Challenge:
Will you print the material below without altering a single character?

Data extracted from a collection
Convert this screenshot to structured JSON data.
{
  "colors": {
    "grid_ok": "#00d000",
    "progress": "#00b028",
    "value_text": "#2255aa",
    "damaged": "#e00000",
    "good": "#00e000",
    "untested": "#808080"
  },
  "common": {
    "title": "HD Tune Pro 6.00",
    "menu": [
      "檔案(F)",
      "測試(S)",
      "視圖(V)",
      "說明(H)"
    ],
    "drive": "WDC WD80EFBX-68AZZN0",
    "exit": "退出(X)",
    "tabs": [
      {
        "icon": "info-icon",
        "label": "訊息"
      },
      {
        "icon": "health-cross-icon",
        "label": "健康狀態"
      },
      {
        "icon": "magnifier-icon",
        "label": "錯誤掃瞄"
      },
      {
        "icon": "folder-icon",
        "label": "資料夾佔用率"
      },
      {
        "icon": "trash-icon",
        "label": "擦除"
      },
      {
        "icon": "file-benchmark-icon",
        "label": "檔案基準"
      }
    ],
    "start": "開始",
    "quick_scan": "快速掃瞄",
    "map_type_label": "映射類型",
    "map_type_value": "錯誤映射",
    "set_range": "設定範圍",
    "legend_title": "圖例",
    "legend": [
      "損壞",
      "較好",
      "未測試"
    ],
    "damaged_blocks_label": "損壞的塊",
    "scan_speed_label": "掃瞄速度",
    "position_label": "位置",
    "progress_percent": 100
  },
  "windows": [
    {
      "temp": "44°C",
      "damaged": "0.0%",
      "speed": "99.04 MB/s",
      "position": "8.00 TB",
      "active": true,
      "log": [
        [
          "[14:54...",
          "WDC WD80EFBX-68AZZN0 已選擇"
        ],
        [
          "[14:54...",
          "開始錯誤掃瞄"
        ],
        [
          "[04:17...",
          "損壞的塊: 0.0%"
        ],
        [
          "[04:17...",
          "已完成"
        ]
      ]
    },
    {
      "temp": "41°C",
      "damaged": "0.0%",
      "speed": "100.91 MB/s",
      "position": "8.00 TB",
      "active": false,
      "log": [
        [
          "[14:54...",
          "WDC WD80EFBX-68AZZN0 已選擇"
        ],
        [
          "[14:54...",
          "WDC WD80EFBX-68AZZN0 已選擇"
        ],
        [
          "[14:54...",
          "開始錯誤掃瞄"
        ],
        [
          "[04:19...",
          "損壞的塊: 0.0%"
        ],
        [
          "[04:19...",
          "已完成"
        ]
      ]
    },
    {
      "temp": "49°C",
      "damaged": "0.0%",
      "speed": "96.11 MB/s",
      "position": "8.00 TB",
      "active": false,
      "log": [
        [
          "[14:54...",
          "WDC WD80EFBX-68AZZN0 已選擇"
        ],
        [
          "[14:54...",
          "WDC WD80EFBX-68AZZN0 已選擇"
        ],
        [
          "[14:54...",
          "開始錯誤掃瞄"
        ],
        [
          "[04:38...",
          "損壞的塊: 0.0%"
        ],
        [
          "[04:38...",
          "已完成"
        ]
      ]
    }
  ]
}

Answer to the task:
Convert this screenshot to structured JSON data.
{
  "colors": {
    "grid_ok": "#00d000",
    "progress": "#00b028",
    "value_text": "#2255aa",
    "damaged": "#e00000",
    "good": "#00e000",
    "untested": "#808080"
  },
  "common": {
    "title": "HD Tune Pro 6.00",
    "menu": [
      "檔案(F)",
      "測試(S)",
      "視圖(V)",
      "說明(H)"
    ],
    "drive": "WDC WD80EFBX-68AZZN0",
    "exit": "退出(X)",
    "tabs": [
      {
        "icon": "info-icon",
        "label": "訊息"
      },
      {
        "icon": "health-cross-icon",
        "label": "健康狀態"
      },
      {
        "icon": "magnifier-icon",
        "label": "錯誤掃瞄"
      },
      {
        "icon": "folder-icon",
        "label": "資料夾佔用率"
      },
      {
        "icon": "trash-icon",
        "label": "擦除"
      },
      {
        "icon": "file-benchmark-icon",
        "label": "檔案基準"
      }
    ],
    "start": "開始",
    "quick_scan": "快速掃瞄",
    "map_type_label": "映射類型",
    "map_type_value": "錯誤映射",
    "set_range": "設定範圍",
    "legend_title": "圖例",
    "legend": [
      "損壞",
      "較好",
      "未測試"
    ],
    "damaged_blocks_label": "損壞的塊",
    "scan_speed_label": "掃瞄速度",
    "position_label": "位置",
    "progress_percent": 100
  },
  "windows": [
    {
      "temp": "44°C",
      "damaged": "0.0%",
      "speed": "99.04 MB/s",
      "position": "8.00 TB",
      "active": true,
      "log": [
        [
          "[14:54...",
          "WDC WD80EFBX-68AZZN0 已選擇"
        ],
        [
          "[14:54...",
          "開始錯誤掃瞄"
        ],
        [
          "[04:17...",
          "損壞的塊: 0.0%"
        ],
        [
          "[04:17...",
          "已完成"
        ]
      ]
    },
    {
      "temp": "41°C",
      "damaged": "0.0%",
      "speed": "100.91 MB/s",
      "position": "8.00 TB",
      "active": false,
      "log": [
        [
          "[14:54...",
          "WDC WD80EFBX-68AZZN0 已選擇"
        ],
        [
          "[14:54...",
          "WDC WD80EFBX-68AZZN0 已選擇"
        ],
        [
          "[14:54...",
          "開始錯誤掃瞄"
        ],
        [
          "[04:19...",
          "損壞的塊: 0.0%"
        ],
        [
          "[04:19...",
          "已完成"
        ]
      ]
    },
    {
      "temp": "49°C",
      "damaged": "0.0%",
      "speed": "96.11 MB/s",
      "position": "8.00 TB",
      "active": false,
      "log": [
        [
          "[14:54...",
          "WDC WD80EFBX-68AZZN0 已選擇"
        ],
        [
          "[14:54...",
          "WDC WD80EFBX-68AZZN0 已選擇"
        ],
        [
          "[14:54...",
          "開始錯誤掃瞄"
        ],
        [
          "[04:38...",
          "損壞的塊: 0.0%"
        ],
        [
          "[04:38...",
          "已完成"
        ]
      ]
    }
  ]
}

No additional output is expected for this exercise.